*** Passage to read

The game of the year was punctuated with perhaps the quote of the year.
"In a word," said Red Sox manager John Farrell upon arriving for his postgame media session Thursday night, "magical."
In a season of comebacks -- with 11 of the Red Sox' 37 home wins this season now coming in walkoff fashion -- this was the pinnacle. According to MLB.com, not once since 1940 had a Sox team managed to win a game in which it trailed by as many as six runs in the eighth inning. And before that, you would have to stretch all the way to 1911.
But the Sox did it, wiping out a six-run deficit with a Shane Victorino solo homer in the eighth and then with the most memorable ninth inning since the 2007 'Mother's Day Miracle' win over the Orioles, in which the Sox scored six in the final frame to claim a 6-5 win.
This time it was a six-run ninth that featured six hits, two walks, 10 batters to the plate and just one out. What it resulted in was an 8-7 Red Sox win over the Mariners, giving Farrell's team a full game lead over the idle Rays.
But what truly gave the experience that otherworldly-type of feel were the intricacies that resided behind the box score. Step by step. Moment by moment. The construction of this comeback was still hard for the participants to fathom moments after it all transpired.
"The leadoff walk kind of gives a little bit of a breath," Farrell said. "Then just watching things unfold, a guy with great stuff …"

******
*** Given material

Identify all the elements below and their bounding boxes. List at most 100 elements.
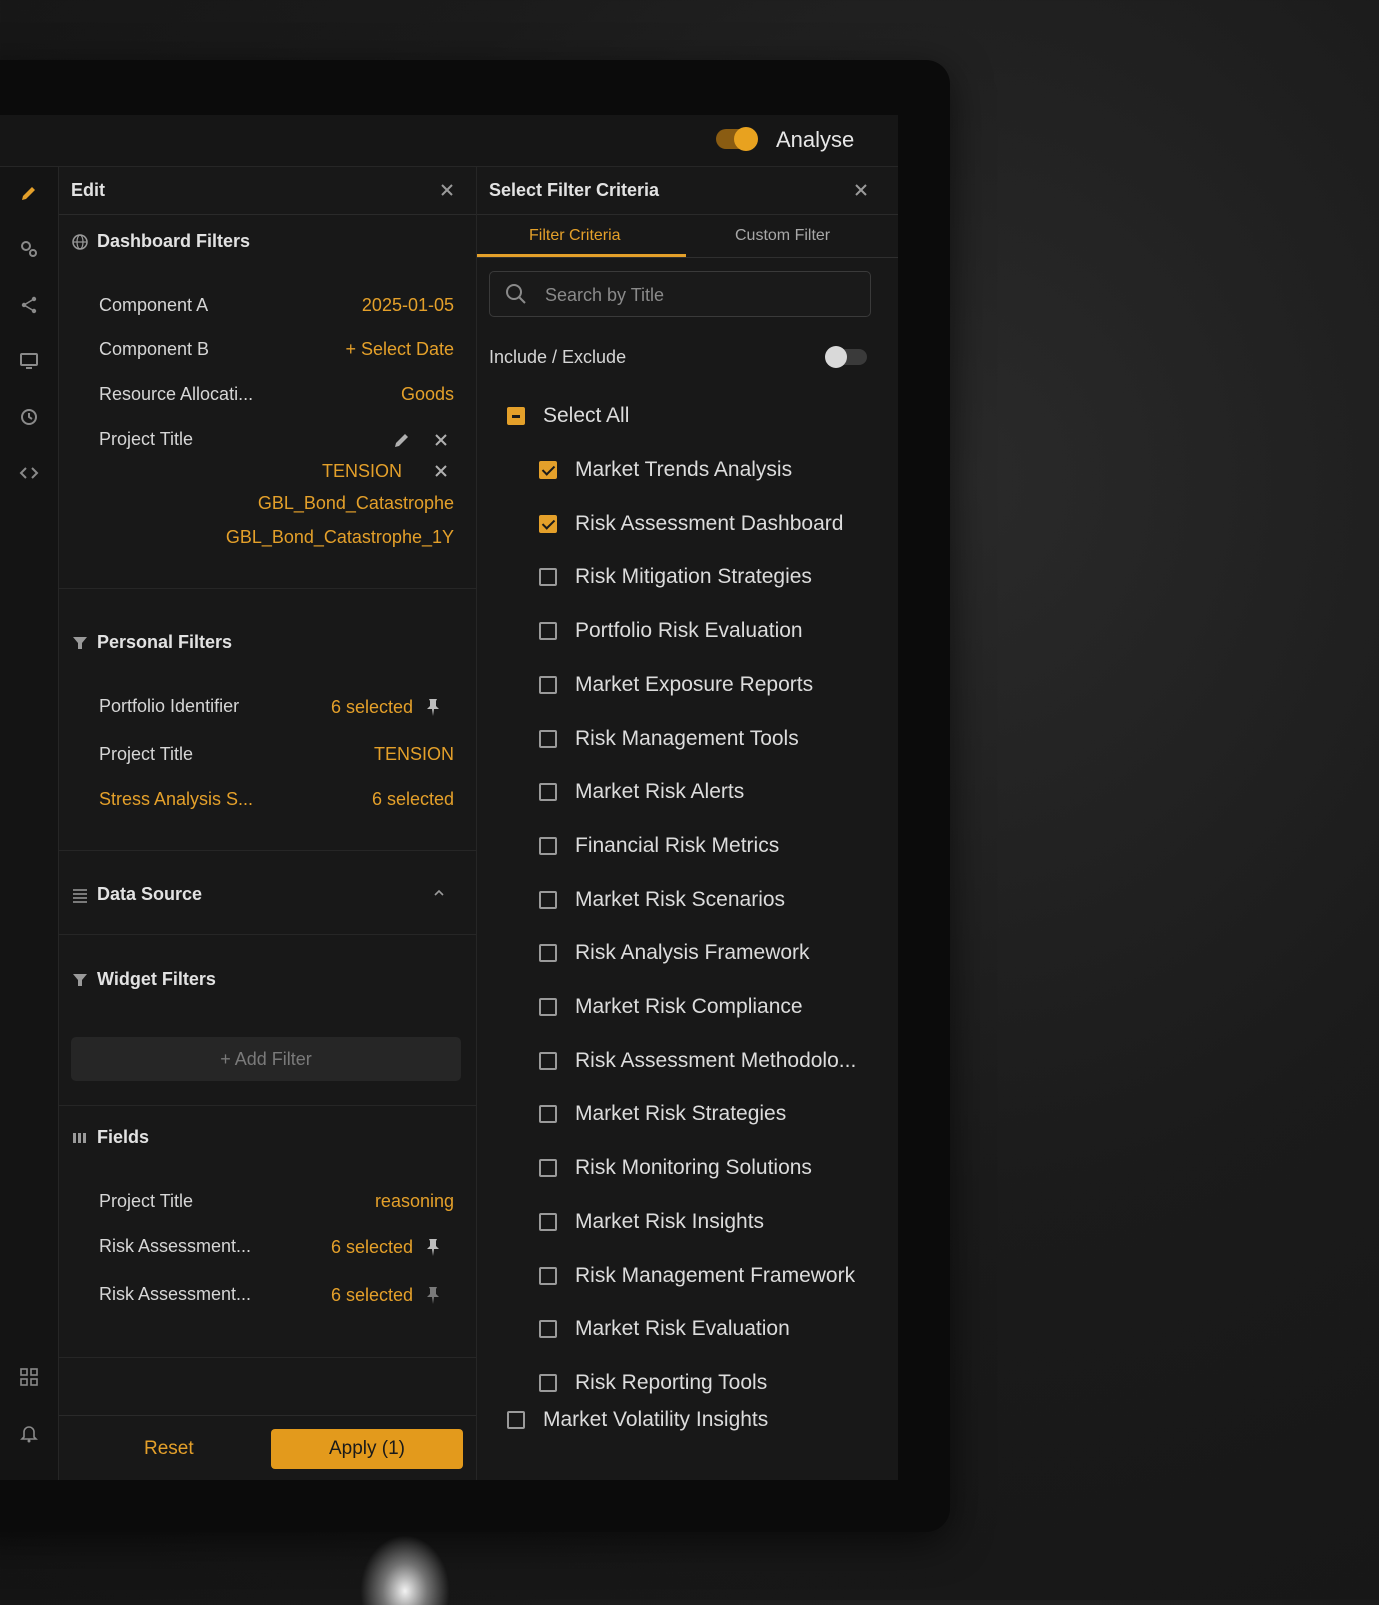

******

= Work to complete =
A – In the Red Sox comeback article, what was the final score of the game against the Mariners?
B – Write out everything in the Red Sox comeback article from "This time it" down to "the idle Rays.".

= Solutions to each task =
A – The Red Sox beat the Mariners 8-7.

B –
This time it was a six-run ninth that featured six hits, two walks, 10 batters to the plate and just one out. What it resulted in was an 8-7 Red Sox win over the Mariners, giving Farrell's team a full game lead over the idle Rays.